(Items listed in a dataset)
%%
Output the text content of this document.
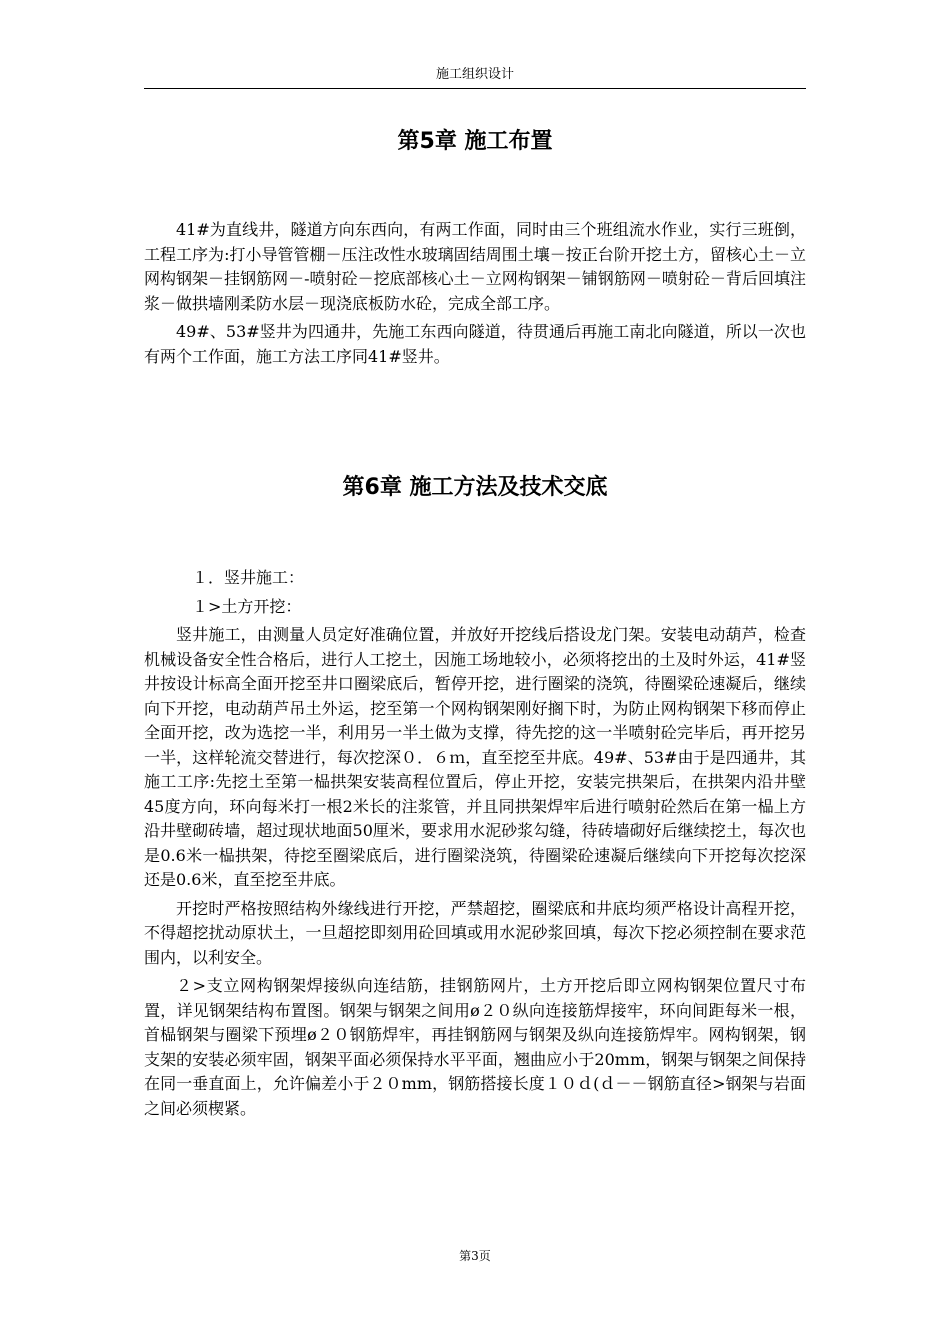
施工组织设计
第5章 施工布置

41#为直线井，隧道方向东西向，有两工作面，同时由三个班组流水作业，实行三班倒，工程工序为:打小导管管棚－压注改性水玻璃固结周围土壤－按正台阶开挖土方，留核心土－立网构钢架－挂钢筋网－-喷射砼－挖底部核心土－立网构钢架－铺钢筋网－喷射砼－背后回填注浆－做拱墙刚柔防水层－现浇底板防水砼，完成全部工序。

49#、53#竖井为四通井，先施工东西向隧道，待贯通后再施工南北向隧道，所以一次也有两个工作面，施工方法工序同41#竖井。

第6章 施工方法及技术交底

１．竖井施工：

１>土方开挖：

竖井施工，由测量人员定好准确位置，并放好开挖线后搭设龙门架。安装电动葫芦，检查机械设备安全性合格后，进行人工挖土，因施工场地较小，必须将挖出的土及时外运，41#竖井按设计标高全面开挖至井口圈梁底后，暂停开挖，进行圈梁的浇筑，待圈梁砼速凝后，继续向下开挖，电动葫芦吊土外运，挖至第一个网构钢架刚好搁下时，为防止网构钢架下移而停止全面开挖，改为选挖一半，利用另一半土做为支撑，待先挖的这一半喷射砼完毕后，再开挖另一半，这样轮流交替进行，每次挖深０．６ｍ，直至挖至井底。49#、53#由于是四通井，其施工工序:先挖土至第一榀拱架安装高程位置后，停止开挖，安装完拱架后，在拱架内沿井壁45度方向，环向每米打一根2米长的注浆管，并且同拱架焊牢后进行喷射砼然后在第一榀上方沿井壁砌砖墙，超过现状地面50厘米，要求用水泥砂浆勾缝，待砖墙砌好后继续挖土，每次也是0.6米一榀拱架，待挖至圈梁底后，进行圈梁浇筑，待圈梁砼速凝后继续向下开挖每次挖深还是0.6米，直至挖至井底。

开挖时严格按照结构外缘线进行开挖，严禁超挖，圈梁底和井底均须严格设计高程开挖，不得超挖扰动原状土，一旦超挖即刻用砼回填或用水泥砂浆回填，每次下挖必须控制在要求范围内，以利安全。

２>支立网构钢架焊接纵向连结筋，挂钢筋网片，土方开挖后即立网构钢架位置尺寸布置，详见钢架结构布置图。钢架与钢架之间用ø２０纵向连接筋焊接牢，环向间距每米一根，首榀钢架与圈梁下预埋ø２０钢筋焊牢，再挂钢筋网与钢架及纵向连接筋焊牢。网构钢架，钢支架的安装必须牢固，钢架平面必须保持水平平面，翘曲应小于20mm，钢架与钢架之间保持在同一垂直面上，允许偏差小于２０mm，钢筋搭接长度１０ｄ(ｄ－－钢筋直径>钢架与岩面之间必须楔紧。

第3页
%%
%%
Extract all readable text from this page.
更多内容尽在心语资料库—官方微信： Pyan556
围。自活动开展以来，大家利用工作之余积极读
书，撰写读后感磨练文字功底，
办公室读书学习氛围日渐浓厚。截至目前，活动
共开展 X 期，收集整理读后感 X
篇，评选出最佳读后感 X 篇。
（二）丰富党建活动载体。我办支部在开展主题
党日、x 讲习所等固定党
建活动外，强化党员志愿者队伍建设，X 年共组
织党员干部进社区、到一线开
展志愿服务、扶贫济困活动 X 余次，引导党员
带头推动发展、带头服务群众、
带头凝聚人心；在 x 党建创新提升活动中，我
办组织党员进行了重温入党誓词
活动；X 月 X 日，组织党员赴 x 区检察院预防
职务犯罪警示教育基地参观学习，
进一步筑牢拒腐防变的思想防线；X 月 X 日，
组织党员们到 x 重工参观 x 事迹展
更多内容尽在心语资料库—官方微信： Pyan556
%%
Gather from the data above every line with the string "竖井施工".

１．竖井施工：
竖井施工，由测量人员定好准确位置，并放好开挖线后搭设龙门架。安装电动葫芦，检查机械设备安全性合格后，进行人工挖土，因施工场地较小，必须将挖出的土及时外运，41#竖井按设计标高全面开挖至井口圈梁底后，暂停开挖，进行圈梁的浇筑，待圈梁砼速凝后，继续向下开挖，电动葫芦吊土外运，挖至第一个网构钢架刚好搁下时，为防止网构钢架下移而停止全面开挖，改为选挖一半，利用另一半土做为支撑，待先挖的这一半喷射砼完毕后，再开挖另一半，这样轮流交替进行，每次挖深０．６ｍ，直至挖至井底。49#、53#由于是四通井，其施工工序:先挖土至第一榀拱架安装高程位置后，停止开挖，安装完拱架后，在拱架内沿井壁45度方向，环向每米打一根2米长的注浆管，并且同拱架焊牢后进行喷射砼然后在第一榀上方沿井壁砌砖墙，超过现状地面50厘米，要求用水泥砂浆勾缝，待砖墙砌好后继续挖土，每次也是0.6米一榀拱架，待挖至圈梁底后，进行圈梁浇筑，待圈梁砼速凝后继续向下开挖每次挖深还是0.6米，直至挖至井底。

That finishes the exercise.